[STATED PROBLEM]: Report the count of lines below that include "this", without any other text.

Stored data
-- Start --
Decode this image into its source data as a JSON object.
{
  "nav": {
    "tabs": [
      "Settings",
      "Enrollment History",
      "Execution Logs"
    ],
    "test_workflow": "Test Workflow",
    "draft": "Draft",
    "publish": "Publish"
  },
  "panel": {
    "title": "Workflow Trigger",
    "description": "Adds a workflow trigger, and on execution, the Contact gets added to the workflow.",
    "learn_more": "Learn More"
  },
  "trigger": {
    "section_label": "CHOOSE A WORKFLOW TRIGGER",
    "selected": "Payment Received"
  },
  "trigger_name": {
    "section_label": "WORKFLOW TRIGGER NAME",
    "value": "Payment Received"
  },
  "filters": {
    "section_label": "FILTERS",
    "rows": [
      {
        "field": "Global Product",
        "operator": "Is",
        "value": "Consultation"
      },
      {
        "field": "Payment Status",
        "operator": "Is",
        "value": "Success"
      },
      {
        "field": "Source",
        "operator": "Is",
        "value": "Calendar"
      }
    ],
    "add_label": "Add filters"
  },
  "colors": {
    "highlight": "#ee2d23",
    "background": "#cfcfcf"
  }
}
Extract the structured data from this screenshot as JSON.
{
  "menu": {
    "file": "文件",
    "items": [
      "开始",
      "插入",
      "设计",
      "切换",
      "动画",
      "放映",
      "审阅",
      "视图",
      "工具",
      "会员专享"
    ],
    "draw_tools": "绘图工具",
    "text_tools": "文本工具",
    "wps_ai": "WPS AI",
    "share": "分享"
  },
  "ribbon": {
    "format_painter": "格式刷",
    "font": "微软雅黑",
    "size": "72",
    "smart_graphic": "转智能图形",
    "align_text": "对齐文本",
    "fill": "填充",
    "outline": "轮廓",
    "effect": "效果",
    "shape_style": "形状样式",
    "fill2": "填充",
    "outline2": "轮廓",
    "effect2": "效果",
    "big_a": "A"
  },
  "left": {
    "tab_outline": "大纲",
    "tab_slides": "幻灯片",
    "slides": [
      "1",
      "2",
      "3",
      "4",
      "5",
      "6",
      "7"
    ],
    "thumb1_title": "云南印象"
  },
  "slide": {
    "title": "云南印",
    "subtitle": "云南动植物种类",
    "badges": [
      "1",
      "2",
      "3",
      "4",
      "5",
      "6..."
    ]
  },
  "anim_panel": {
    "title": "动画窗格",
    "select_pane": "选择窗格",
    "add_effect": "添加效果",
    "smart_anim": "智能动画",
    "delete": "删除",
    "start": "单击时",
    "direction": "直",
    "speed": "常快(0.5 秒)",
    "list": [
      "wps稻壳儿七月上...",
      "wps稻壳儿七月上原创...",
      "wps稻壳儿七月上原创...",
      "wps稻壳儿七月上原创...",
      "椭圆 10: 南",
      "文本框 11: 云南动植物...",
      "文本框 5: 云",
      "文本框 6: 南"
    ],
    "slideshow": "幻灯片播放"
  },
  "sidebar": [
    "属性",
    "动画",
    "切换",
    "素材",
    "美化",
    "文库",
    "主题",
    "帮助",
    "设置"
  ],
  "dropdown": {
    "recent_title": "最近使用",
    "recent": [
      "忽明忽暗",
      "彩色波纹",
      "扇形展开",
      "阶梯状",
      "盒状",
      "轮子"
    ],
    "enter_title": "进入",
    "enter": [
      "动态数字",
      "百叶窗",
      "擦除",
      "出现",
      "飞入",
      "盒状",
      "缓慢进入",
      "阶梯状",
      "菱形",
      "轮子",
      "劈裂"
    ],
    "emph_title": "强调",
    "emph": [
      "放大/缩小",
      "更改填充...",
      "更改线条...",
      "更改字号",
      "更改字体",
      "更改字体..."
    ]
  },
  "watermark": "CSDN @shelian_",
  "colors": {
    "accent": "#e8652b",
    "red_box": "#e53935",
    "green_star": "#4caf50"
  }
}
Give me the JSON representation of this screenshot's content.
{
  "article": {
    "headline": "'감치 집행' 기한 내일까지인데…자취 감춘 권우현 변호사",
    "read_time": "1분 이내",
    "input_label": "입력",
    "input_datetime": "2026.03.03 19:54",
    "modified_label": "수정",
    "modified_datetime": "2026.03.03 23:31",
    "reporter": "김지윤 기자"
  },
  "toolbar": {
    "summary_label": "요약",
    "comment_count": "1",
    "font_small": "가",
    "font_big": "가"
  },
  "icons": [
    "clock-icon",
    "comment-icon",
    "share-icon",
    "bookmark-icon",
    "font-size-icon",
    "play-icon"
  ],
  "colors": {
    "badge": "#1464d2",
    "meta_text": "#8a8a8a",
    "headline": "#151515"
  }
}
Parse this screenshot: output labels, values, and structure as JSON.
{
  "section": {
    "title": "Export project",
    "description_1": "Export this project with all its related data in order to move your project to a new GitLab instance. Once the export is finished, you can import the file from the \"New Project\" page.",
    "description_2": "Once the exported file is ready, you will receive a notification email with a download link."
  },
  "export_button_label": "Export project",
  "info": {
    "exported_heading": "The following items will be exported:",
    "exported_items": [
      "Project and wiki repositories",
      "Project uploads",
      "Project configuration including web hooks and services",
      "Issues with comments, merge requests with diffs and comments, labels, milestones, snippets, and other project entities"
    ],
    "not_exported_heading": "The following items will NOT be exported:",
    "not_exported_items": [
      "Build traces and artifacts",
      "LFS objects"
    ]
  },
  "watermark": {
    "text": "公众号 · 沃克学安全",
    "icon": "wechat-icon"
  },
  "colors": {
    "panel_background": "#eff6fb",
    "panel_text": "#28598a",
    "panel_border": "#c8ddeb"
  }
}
-- End --
[COMPLETE RESPONSE]: 5